---- RECORDS FOR THIS EXERCISE

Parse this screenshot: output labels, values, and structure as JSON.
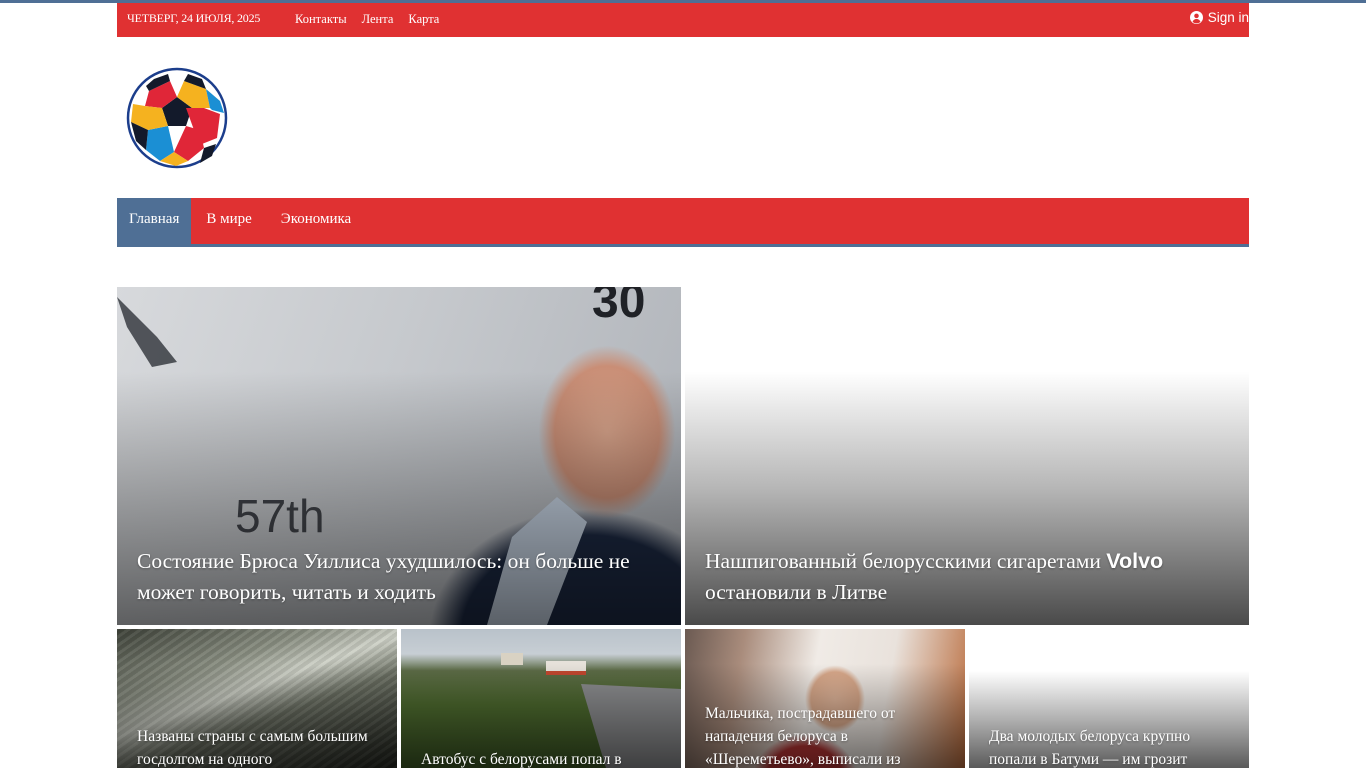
{
  "topbar": {
    "date": "ЧЕТВЕРГ, 24 ИЮЛЯ, 2025",
    "links": [
      "Контакты",
      "Лента",
      "Карта"
    ],
    "signin": "Sign in"
  },
  "nav": {
    "items": [
      "Главная",
      "В мире",
      "Экономика"
    ]
  },
  "articles": {
    "main_left": "Состояние Брюса Уиллиса ухудшилось: он больше не может говорить, читать и ходить",
    "main_right_a": "Нашпигованный белорусскими сигаретами ",
    "main_right_brand": "Volvo",
    "main_right_b": "остановили в Литве",
    "small_1": "Названы страны с самым большим госдолгом на одного",
    "small_2": "Автобус с белорусами попал в",
    "small_3": "Мальчика, пострадавшего от нападения белоруса в «Шереметьево», выписали из",
    "small_4": "Два молодых белоруса крупно попали в Батуми — им грозит"
  },
  "colors": {
    "accent_red": "#e03132",
    "accent_blue": "#4f6f95"
  }
}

--------

### YOUR TASK
Return the material word for word. Pictures are not part of the copy.

### OUTPUT OF THE EXERCISE
Parse this screenshot: output labels, values, and structure as JSON.
{
  "topbar": {
    "date": "ЧЕТВЕРГ, 24 ИЮЛЯ, 2025",
    "links": [
      "Контакты",
      "Лента",
      "Карта"
    ],
    "signin": "Sign in"
  },
  "nav": {
    "items": [
      "Главная",
      "В мире",
      "Экономика"
    ]
  },
  "articles": {
    "main_left": "Состояние Брюса Уиллиса ухудшилось: он больше не может говорить, читать и ходить",
    "main_right_a": "Нашпигованный белорусскими сигаретами ",
    "main_right_brand": "Volvo",
    "main_right_b": "остановили в Литве",
    "small_1": "Названы страны с самым большим госдолгом на одного",
    "small_2": "Автобус с белорусами попал в",
    "small_3": "Мальчика, пострадавшего от нападения белоруса в «Шереметьево», выписали из",
    "small_4": "Два молодых белоруса крупно попали в Батуми — им грозит"
  },
  "colors": {
    "accent_red": "#e03132",
    "accent_blue": "#4f6f95"
  }
}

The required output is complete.